- **GOAL**
Select every line below containing the word "Test".

- **ROWS**
** BEGIN **

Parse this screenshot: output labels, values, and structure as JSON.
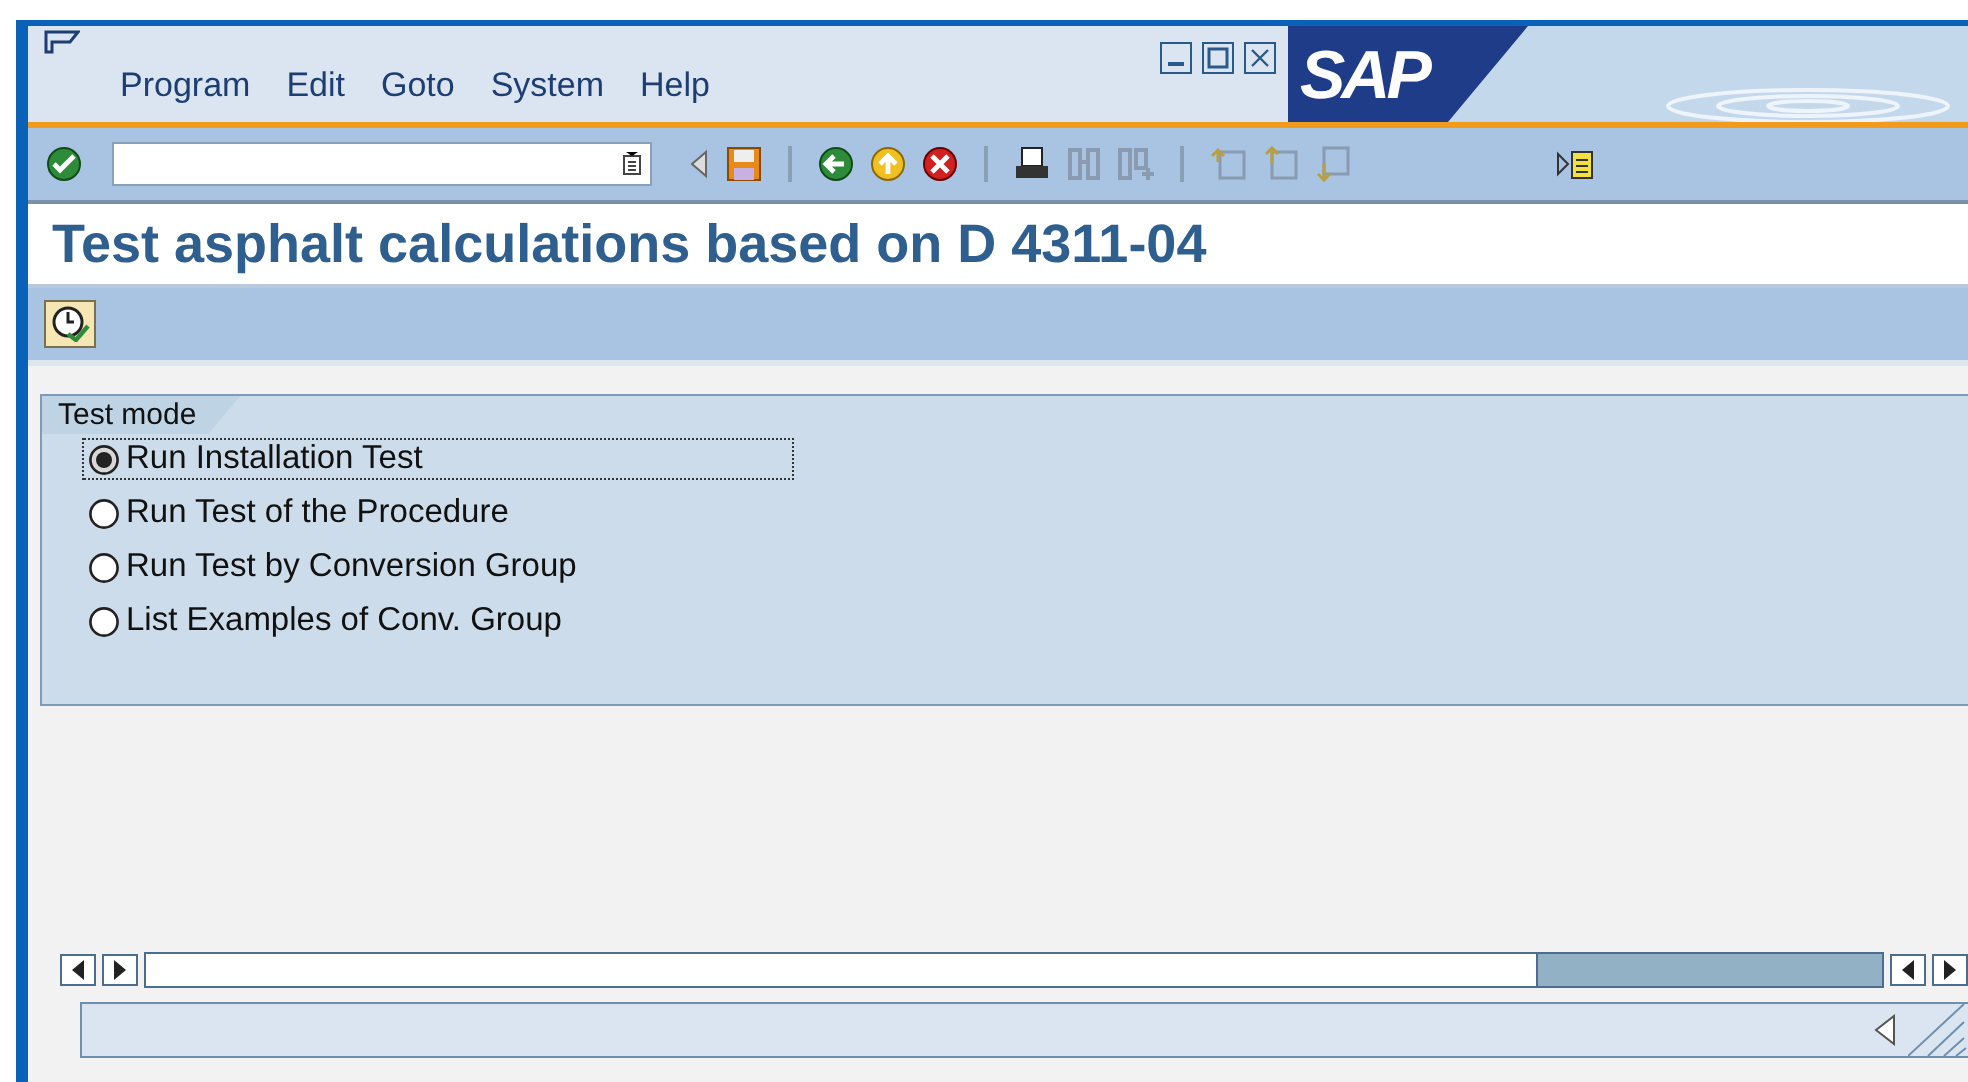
{
  "menu": [
    {
      "label": "Program"
    },
    {
      "label": "Edit"
    },
    {
      "label": "Goto"
    },
    {
      "label": "System"
    },
    {
      "label": "Help"
    }
  ],
  "logo": "SAP",
  "title": "Test asphalt calculations based on D 4311-04",
  "group": {
    "title": "Test mode",
    "options": [
      {
        "label": "Run Installation Test",
        "selected": true,
        "focused": true
      },
      {
        "label": "Run Test of the Procedure",
        "selected": false,
        "focused": false
      },
      {
        "label": "Run Test by Conversion Group",
        "selected": false,
        "focused": false
      },
      {
        "label": "List Examples of Conv. Group",
        "selected": false,
        "focused": false
      }
    ]
  }
}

** END **

- **TASK OUTPUT**
  "title": "Test asphalt calculations based on D 4311-04",
    "title": "Test mode",
        "label": "Run Installation Test",
        "label": "Run Test of the Procedure",
        "label": "Run Test by Conversion Group",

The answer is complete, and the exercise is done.